Items from a data source
[start]
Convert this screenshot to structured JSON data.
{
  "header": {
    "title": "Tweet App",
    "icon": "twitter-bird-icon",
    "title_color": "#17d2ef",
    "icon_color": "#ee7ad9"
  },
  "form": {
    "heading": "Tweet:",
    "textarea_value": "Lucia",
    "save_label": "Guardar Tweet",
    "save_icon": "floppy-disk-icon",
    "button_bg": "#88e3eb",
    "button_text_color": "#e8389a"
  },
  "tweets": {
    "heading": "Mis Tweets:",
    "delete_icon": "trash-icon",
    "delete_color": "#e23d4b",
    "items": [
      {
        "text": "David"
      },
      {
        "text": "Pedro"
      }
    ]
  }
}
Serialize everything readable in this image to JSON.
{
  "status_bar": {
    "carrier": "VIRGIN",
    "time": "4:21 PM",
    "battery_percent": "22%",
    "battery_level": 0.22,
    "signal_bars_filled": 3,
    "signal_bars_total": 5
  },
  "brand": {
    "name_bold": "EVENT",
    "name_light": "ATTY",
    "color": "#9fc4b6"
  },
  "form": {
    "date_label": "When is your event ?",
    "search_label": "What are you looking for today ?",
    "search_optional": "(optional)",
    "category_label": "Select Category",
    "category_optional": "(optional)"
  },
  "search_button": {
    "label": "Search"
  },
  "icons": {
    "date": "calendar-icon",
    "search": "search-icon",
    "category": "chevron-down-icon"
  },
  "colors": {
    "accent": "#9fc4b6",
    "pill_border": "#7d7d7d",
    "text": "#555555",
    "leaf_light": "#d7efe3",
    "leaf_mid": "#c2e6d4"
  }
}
[end]
> **Short task**
Locate the string "this" in the listing above and copy every line where it occurs.

> **Written response**
Convert this screenshot to structured JSON data.
Serialize everything readable in this image to JSON.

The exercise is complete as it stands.